TO DO:
Write each line of the records below as one string in a JSON list, keeping their order and skipping blank lines.

EXERCISE DATA:
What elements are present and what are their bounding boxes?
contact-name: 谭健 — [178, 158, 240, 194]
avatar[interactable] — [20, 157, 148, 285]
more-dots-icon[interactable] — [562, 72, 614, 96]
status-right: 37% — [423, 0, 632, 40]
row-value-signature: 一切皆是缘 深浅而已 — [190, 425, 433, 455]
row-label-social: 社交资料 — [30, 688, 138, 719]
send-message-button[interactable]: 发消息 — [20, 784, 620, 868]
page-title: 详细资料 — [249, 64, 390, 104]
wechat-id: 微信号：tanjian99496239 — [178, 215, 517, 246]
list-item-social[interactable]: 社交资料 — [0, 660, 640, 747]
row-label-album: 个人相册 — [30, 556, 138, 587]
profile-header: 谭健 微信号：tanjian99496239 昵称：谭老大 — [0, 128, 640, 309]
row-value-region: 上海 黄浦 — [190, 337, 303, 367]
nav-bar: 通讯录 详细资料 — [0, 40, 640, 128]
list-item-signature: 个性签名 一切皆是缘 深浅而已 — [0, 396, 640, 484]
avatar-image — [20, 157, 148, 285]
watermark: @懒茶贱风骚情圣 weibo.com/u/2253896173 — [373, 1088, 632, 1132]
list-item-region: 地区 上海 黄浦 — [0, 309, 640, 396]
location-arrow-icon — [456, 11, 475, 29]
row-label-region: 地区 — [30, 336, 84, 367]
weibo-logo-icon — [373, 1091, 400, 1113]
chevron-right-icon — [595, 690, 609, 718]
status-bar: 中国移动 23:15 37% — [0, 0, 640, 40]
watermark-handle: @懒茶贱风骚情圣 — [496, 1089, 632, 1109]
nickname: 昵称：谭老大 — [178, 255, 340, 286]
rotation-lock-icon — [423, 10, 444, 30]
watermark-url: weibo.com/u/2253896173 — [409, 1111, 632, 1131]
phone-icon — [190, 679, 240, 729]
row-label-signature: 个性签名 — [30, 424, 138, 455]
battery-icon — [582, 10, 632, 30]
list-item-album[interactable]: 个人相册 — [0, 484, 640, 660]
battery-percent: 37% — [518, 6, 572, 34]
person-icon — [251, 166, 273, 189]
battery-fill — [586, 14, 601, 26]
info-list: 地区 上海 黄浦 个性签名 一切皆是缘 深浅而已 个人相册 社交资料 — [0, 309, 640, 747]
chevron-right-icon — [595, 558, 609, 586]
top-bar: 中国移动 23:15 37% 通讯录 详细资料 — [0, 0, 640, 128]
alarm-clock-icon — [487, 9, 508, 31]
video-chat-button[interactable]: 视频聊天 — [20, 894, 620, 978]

TASK OUTPUT:
[
  "What elements are present and what are their bounding boxes?",
  "contact-name: 谭健 — [178, 158, 240, 194]",
  "avatar[interactable] — [20, 157, 148, 285]",
  "more-dots-icon[interactable] — [562, 72, 614, 96]",
  "status-right: 37% — [423, 0, 632, 40]",
  "row-value-signature: 一切皆是缘 深浅而已 — [190, 425, 433, 455]",
  "row-label-social: 社交资料 — [30, 688, 138, 719]",
  "send-message-button[interactable]: 发消息 — [20, 784, 620, 868]",
  "page-title: 详细资料 — [249, 64, 390, 104]",
  "wechat-id: 微信号：tanjian99496239 — [178, 215, 517, 246]",
  "list-item-social[interactable]: 社交资料 — [0, 660, 640, 747]",
  "row-label-album: 个人相册 — [30, 556, 138, 587]",
  "profile-header: 谭健 微信号：tanjian99496239 昵称：谭老大 — [0, 128, 640, 309]",
  "row-value-region: 上海 黄浦 — [190, 337, 303, 367]",
  "nav-bar: 通讯录 详细资料 — [0, 40, 640, 128]",
  "list-item-signature: 个性签名 一切皆是缘 深浅而已 — [0, 396, 640, 484]",
  "avatar-image — [20, 157, 148, 285]",
  "watermark: @懒茶贱风骚情圣 weibo.com/u/2253896173 — [373, 1088, 632, 1132]",
  "list-item-region: 地区 上海 黄浦 — [0, 309, 640, 396]",
  "location-arrow-icon — [456, 11, 475, 29]",
  "row-label-region: 地区 — [30, 336, 84, 367]",
  "weibo-logo-icon — [373, 1091, 400, 1113]",
  "chevron-right-icon — [595, 690, 609, 718]",
  "status-bar: 中国移动 23:15 37% — [0, 0, 640, 40]",
  "watermark-handle: @懒茶贱风骚情圣 — [496, 1089, 632, 1109]",
  "nickname: 昵称：谭老大 — [178, 255, 340, 286]",
  "rotation-lock-icon — [423, 10, 444, 30]",
  "watermark-url: weibo.com/u/2253896173 — [409, 1111, 632, 1131]",
  "phone-icon — [190, 679, 240, 729]",
  "row-label-signature: 个性签名 — [30, 424, 138, 455]",
  "battery-icon — [582, 10, 632, 30]",
  "list-item-album[interactable]: 个人相册 — [0, 484, 640, 660]",
  "battery-percent: 37% — [518, 6, 572, 34]",
  "person-icon — [251, 166, 273, 189]",
  "battery-fill — [586, 14, 601, 26]",
  "info-list: 地区 上海 黄浦 个性签名 一切皆是缘 深浅而已 个人相册 社交资料 — [0, 309, 640, 747]",
  "chevron-right-icon — [595, 558, 609, 586]",
  "top-bar: 中国移动 23:15 37% 通讯录 详细资料 — [0, 0, 640, 128]",
  "alarm-clock-icon — [487, 9, 508, 31]",
  "video-chat-button[interactable]: 视频聊天 — [20, 894, 620, 978]"
]